** begin **

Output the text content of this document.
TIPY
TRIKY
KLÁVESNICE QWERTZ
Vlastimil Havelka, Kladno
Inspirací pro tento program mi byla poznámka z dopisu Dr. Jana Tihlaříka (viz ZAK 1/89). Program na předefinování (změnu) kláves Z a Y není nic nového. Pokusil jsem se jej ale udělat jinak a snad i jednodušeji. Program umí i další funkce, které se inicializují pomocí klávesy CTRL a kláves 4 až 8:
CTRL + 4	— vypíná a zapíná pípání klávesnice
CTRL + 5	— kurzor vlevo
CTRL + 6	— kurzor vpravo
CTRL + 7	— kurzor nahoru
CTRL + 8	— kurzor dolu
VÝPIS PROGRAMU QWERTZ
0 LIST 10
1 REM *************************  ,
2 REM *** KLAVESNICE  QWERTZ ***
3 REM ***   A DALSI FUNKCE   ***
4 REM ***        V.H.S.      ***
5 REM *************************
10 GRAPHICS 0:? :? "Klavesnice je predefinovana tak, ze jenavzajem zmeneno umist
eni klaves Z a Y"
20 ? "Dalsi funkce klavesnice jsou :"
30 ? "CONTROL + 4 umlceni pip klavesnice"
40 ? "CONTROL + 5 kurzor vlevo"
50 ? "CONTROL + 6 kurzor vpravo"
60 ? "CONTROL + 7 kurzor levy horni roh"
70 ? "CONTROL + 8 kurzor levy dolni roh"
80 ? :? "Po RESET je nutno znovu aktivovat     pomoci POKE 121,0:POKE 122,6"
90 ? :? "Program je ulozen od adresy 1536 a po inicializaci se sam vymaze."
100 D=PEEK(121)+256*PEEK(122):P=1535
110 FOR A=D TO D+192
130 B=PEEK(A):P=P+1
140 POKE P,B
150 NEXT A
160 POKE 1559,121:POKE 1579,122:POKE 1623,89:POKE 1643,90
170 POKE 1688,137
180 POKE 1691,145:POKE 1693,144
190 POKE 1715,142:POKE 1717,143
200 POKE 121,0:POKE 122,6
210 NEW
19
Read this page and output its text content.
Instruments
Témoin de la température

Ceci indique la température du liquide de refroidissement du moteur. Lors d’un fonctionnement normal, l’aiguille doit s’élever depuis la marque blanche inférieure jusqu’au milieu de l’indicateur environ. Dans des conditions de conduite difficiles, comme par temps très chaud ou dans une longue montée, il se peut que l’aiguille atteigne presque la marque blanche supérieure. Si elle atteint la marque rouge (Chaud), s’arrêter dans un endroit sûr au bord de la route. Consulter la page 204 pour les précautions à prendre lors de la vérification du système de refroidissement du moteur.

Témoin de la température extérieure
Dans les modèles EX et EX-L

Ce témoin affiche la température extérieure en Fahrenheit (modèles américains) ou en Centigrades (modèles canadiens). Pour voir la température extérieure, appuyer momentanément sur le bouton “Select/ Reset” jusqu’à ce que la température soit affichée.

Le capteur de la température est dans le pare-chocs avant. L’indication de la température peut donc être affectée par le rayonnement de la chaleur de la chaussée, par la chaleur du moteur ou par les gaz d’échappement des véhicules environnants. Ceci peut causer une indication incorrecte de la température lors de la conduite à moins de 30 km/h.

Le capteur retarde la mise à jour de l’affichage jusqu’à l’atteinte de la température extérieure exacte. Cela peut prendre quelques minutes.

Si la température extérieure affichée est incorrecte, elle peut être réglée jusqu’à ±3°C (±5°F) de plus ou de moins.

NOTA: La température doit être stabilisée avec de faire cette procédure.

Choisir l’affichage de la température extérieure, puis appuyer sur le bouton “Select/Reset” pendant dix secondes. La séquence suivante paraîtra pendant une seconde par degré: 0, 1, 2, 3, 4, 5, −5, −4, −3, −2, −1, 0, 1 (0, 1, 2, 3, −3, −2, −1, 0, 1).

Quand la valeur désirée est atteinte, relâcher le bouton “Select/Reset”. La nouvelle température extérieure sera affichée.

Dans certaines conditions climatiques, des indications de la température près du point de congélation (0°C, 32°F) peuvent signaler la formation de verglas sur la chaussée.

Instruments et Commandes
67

** end **

▸ Exercise aim:
Find the lines containing "bouton" and pull them out.

▸ Final result:
Ce témoin affiche la température extérieure en Fahrenheit (modèles américains) ou en Centigrades (modèles canadiens). Pour voir la température extérieure, appuyer momentanément sur le bouton “Select/ Reset” jusqu’à ce que la température soit affichée.
Choisir l’affichage de la température extérieure, puis appuyer sur le bouton “Select/Reset” pendant dix secondes. La séquence suivante paraîtra pendant une seconde par degré: 0, 1, 2, 3, 4, 5, −5, −4, −3, −2, −1, 0, 1 (0, 1, 2, 3, −3, −2, −1, 0, 1).
Quand la valeur désirée est atteinte, relâcher le bouton “Select/Reset”. La nouvelle température extérieure sera affichée.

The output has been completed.